▶ [Work to do]: List each line of the data that holds the word "todos".

§ §

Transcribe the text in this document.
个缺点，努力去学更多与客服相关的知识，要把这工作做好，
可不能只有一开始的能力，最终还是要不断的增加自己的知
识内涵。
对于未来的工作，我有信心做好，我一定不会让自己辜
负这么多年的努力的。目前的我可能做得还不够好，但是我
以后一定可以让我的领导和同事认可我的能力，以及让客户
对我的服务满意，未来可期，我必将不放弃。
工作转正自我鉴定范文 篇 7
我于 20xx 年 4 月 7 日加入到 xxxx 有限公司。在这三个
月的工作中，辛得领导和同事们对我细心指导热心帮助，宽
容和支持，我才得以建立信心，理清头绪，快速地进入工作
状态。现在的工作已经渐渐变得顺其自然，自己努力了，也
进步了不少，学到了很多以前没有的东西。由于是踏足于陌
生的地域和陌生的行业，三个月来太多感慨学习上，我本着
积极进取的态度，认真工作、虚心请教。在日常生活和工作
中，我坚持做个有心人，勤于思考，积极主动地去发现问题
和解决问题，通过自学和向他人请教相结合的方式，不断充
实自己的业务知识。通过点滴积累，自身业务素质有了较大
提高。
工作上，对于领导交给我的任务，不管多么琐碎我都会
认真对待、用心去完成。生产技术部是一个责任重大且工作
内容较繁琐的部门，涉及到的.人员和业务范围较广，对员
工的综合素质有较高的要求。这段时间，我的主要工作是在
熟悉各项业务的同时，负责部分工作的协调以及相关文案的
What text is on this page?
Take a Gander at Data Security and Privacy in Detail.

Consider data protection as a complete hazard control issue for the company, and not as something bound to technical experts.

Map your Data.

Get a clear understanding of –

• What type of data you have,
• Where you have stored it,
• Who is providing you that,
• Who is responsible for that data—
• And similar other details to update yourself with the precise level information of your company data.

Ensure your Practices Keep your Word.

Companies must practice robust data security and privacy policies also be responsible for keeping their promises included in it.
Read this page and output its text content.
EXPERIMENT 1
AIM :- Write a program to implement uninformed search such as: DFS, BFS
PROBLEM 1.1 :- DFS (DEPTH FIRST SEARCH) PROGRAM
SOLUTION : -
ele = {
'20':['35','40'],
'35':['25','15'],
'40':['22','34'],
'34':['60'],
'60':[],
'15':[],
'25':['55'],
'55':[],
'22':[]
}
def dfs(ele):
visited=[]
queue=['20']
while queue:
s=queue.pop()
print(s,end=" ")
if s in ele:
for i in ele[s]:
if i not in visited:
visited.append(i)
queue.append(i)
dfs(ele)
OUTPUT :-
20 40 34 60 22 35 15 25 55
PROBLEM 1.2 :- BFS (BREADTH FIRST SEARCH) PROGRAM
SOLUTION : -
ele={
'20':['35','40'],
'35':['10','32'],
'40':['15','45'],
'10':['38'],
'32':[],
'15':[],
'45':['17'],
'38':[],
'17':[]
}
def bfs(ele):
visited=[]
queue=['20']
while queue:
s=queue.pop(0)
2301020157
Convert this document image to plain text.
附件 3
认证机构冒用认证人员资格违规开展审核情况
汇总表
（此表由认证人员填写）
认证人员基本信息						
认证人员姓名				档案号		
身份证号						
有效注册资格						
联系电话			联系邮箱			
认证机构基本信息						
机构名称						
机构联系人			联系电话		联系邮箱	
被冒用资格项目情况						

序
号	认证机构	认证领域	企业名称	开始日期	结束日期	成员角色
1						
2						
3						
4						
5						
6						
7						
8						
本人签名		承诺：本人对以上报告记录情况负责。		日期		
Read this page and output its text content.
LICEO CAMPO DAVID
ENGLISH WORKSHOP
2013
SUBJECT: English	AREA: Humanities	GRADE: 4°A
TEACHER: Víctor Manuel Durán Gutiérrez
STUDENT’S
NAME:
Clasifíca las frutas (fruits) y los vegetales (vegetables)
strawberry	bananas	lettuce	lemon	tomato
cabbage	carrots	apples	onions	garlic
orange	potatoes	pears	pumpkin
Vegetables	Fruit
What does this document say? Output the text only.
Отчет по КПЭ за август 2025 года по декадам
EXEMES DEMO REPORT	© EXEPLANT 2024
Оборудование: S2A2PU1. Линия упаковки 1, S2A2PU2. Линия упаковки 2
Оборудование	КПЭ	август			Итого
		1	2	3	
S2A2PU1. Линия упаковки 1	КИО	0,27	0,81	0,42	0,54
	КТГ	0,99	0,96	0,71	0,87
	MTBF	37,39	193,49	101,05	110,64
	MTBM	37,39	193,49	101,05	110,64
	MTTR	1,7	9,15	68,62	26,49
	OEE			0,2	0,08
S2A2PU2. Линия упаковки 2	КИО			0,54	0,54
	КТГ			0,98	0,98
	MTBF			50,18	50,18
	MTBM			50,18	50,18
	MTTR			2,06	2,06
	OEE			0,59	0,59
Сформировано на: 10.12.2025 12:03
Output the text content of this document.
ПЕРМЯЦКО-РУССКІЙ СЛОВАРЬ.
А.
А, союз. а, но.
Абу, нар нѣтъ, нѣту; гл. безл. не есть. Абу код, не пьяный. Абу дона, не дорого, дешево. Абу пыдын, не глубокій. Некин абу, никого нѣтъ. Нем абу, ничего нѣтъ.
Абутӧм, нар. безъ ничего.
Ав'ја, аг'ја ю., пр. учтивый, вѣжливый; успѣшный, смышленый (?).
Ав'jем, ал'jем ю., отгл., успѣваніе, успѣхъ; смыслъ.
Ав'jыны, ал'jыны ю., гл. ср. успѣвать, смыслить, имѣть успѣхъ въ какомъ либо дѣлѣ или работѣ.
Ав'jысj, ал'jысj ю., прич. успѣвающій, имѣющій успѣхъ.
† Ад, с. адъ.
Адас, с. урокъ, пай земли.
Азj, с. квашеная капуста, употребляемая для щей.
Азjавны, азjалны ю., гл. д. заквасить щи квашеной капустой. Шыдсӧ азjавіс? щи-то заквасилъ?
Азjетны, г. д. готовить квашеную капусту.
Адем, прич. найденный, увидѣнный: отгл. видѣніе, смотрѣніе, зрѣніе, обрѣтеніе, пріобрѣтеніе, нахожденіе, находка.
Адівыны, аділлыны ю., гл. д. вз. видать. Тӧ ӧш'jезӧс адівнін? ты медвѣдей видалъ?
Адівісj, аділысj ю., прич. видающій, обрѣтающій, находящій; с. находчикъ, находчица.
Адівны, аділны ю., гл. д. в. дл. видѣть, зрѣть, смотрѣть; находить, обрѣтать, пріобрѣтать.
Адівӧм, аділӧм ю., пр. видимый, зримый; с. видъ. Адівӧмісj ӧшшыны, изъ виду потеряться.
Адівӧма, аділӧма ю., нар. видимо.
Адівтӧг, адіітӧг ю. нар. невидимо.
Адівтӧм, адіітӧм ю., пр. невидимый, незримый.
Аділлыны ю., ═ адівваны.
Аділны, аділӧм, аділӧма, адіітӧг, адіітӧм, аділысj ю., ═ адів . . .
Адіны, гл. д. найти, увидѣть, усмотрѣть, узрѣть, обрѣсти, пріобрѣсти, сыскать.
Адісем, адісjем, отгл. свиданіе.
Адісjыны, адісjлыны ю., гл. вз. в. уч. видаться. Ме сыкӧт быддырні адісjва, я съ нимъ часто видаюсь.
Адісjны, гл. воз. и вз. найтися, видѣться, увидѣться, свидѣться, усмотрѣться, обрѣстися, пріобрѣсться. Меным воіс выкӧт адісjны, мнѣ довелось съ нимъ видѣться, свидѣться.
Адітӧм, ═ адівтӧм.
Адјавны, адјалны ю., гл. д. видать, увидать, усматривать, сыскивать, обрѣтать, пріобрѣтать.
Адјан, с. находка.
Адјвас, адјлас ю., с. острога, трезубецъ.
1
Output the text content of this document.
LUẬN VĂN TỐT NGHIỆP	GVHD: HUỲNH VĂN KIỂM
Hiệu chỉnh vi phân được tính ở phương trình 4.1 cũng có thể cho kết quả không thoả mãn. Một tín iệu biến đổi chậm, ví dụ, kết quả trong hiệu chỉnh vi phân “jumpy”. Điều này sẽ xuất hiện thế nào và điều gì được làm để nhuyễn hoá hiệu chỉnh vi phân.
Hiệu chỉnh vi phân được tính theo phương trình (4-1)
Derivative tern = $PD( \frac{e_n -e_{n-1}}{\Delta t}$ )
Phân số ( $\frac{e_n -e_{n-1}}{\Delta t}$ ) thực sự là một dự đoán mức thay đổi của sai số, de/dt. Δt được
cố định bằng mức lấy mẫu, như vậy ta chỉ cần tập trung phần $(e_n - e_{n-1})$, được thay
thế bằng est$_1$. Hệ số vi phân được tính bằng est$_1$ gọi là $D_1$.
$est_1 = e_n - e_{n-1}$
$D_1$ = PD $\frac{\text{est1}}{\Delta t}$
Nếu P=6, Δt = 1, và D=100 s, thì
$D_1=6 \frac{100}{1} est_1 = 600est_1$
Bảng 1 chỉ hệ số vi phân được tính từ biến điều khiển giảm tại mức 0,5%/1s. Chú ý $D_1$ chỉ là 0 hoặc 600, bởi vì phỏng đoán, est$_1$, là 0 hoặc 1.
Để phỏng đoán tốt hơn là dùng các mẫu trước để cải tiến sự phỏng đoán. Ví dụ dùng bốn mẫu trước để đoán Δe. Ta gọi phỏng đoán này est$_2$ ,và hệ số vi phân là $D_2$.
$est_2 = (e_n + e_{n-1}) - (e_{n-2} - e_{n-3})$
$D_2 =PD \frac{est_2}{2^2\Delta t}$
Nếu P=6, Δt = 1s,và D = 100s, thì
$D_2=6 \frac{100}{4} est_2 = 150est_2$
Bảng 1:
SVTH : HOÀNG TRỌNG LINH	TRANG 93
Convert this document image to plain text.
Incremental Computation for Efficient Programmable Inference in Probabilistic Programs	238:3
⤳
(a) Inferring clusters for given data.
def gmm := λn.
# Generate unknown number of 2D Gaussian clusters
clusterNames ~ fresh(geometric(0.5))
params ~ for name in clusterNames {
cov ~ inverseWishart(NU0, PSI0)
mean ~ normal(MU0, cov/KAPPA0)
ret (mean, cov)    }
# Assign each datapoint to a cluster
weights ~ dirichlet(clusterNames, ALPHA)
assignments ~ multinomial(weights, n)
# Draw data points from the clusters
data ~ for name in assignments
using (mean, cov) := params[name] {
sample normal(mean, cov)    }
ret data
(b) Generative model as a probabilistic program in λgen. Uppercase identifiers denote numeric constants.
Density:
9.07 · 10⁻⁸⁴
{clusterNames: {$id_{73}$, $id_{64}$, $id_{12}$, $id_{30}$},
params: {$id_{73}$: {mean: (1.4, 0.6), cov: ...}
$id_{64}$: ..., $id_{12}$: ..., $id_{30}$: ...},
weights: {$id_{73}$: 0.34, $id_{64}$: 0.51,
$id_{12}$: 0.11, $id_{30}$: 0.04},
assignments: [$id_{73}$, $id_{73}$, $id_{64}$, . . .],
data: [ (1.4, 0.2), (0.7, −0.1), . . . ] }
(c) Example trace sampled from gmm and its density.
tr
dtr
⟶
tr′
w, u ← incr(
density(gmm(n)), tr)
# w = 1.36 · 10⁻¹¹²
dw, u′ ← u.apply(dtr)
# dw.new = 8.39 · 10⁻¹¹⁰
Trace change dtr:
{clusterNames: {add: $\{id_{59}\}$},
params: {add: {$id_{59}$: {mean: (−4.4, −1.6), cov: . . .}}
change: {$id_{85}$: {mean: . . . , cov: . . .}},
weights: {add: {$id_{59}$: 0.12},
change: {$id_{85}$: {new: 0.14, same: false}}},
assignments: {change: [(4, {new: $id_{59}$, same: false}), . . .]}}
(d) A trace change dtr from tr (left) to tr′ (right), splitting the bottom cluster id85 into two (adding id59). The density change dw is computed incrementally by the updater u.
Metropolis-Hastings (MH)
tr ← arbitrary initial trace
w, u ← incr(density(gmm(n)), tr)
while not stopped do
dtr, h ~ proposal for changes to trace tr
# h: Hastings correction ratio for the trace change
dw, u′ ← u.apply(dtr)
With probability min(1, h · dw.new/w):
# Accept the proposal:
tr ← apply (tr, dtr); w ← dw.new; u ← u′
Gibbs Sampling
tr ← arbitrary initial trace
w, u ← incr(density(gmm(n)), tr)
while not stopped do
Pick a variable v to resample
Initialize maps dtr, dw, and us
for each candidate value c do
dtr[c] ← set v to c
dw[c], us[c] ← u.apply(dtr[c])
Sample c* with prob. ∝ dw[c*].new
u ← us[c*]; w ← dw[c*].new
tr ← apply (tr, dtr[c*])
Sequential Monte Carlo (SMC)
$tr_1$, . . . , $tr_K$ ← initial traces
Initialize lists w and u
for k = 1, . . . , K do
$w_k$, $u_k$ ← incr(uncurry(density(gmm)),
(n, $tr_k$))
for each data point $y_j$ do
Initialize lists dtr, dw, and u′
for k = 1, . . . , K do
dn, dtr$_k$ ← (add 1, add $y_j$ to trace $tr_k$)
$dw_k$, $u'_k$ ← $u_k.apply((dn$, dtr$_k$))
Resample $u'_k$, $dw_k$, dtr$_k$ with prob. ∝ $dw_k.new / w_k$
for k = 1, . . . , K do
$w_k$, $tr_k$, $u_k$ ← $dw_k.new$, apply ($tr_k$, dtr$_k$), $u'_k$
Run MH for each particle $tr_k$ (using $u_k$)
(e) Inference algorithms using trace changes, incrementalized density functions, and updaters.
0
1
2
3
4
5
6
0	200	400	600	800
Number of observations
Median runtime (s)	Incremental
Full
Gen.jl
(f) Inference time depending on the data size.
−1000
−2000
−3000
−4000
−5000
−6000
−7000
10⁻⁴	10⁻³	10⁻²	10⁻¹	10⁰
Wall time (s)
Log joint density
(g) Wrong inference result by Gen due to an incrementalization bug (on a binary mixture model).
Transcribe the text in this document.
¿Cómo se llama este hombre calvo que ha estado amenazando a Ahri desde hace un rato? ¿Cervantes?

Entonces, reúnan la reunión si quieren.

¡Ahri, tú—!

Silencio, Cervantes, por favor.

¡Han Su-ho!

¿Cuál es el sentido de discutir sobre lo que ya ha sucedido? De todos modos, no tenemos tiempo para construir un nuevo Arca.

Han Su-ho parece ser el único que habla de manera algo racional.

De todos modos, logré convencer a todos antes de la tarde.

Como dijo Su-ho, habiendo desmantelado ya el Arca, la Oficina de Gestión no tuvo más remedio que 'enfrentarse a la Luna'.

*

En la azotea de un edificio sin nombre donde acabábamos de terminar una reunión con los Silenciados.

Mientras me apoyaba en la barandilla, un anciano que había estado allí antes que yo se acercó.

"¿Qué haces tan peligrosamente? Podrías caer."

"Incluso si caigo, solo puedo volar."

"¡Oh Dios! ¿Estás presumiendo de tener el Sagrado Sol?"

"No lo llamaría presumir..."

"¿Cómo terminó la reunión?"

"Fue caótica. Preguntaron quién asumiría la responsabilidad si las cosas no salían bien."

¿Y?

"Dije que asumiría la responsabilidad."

§ §

▶ [Answer to this task]:
¿Cuál es el sentido de discutir sobre lo que ya ha sucedido? De todos modos, no tenemos tiempo para construir un nuevo Arca.
De todos modos, logré convencer a todos antes de la tarde.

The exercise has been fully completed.